━━ Provided entries ━━

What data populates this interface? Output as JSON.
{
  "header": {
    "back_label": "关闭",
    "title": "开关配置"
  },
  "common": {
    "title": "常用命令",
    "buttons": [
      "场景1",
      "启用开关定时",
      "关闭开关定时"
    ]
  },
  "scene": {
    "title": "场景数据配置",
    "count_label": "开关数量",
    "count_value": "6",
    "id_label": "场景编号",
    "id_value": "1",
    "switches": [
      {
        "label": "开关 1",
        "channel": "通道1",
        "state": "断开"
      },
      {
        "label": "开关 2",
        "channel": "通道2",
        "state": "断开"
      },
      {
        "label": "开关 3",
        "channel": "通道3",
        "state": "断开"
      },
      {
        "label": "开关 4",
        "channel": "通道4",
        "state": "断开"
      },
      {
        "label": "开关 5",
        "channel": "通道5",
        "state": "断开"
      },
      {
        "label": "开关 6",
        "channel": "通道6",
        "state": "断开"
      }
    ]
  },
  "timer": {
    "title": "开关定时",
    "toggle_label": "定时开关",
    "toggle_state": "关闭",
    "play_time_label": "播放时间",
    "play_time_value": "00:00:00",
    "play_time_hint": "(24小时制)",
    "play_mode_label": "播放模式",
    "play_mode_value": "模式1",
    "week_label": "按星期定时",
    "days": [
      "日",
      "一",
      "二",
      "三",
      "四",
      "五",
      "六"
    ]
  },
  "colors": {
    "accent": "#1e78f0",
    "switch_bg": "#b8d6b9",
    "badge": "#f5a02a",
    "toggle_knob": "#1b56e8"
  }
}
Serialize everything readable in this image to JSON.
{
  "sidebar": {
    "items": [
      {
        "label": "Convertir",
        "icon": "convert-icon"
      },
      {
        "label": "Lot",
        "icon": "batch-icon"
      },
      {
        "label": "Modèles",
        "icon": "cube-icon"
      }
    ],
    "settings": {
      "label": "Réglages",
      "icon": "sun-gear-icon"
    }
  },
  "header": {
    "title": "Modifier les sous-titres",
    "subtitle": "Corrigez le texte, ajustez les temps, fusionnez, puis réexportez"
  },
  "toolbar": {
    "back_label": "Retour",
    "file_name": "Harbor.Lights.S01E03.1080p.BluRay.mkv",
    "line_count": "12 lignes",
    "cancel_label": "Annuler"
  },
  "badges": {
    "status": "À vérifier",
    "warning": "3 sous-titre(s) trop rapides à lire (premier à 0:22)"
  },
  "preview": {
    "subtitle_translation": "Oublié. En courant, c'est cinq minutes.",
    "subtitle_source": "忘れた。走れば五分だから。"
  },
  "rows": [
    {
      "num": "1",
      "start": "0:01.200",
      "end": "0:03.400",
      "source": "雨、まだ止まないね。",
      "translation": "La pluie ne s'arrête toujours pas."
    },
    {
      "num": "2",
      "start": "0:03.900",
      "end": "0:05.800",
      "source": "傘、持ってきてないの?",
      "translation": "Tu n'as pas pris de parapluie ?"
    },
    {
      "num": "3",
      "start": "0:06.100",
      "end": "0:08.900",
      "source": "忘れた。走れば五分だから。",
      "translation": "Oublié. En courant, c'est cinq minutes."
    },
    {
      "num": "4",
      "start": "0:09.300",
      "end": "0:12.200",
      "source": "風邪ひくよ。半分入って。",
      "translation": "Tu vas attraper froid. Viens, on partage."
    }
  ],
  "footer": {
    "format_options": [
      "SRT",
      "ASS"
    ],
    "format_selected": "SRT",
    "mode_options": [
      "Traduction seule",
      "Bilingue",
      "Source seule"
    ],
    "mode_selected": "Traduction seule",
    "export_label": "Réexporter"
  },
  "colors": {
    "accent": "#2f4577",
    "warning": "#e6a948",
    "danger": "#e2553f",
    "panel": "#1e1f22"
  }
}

━━━

◆ Requirement:
Among the lines of the material, find those that hold the word "走れば五分だから" and copy them.

◆ Answer to the problem:
    "subtitle_source": "忘れた。走れば五分だから。"
      "source": "忘れた。走れば五分だから。",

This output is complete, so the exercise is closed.